Reproduce word for word the stretch from the start of the records through the line that contains "staticText: QUALITY — [56, 66, 88, 74]", including that line.

[Element placement data]
..........
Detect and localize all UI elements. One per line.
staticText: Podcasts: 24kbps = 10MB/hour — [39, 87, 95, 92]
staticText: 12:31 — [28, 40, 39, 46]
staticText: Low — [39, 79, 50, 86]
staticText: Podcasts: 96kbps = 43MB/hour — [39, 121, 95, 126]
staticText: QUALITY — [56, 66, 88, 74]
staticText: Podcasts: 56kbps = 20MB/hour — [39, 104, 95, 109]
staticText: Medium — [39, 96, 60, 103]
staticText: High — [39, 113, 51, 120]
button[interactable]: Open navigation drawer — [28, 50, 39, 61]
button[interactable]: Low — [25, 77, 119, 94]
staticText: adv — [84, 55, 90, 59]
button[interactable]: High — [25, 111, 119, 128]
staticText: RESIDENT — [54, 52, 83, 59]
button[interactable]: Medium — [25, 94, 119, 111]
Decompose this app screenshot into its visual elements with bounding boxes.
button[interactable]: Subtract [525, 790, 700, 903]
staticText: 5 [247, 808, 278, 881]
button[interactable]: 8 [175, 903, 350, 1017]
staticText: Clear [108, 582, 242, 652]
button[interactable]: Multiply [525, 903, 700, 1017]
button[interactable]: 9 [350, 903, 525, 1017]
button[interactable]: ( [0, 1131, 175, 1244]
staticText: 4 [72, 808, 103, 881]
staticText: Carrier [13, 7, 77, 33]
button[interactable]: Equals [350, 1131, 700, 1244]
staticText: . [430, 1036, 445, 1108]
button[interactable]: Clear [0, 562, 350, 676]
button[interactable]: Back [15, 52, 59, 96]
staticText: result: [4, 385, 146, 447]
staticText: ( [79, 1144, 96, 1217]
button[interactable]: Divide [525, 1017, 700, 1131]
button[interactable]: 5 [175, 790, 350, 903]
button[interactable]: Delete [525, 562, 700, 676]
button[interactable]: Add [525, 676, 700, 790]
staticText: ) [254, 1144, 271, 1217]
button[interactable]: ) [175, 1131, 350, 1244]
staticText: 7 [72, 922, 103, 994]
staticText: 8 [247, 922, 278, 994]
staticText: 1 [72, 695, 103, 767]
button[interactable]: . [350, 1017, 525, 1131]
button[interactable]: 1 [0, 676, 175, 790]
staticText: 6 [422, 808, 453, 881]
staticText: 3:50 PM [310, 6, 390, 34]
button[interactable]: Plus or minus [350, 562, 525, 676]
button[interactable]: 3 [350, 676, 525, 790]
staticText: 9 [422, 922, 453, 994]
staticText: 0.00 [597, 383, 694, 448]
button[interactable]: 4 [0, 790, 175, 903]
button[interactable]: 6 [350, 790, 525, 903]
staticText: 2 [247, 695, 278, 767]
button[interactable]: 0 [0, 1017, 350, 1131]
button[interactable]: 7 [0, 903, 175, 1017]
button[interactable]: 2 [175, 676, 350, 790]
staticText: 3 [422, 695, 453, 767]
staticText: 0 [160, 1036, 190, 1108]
..........
== Exercise result ==
Detect and localize all UI elements. One per line.
staticText: Podcasts: 24kbps = 10MB/hour — [39, 87, 95, 92]
staticText: 12:31 — [28, 40, 39, 46]
staticText: Low — [39, 79, 50, 86]
staticText: Podcasts: 96kbps = 43MB/hour — [39, 121, 95, 126]
staticText: QUALITY — [56, 66, 88, 74]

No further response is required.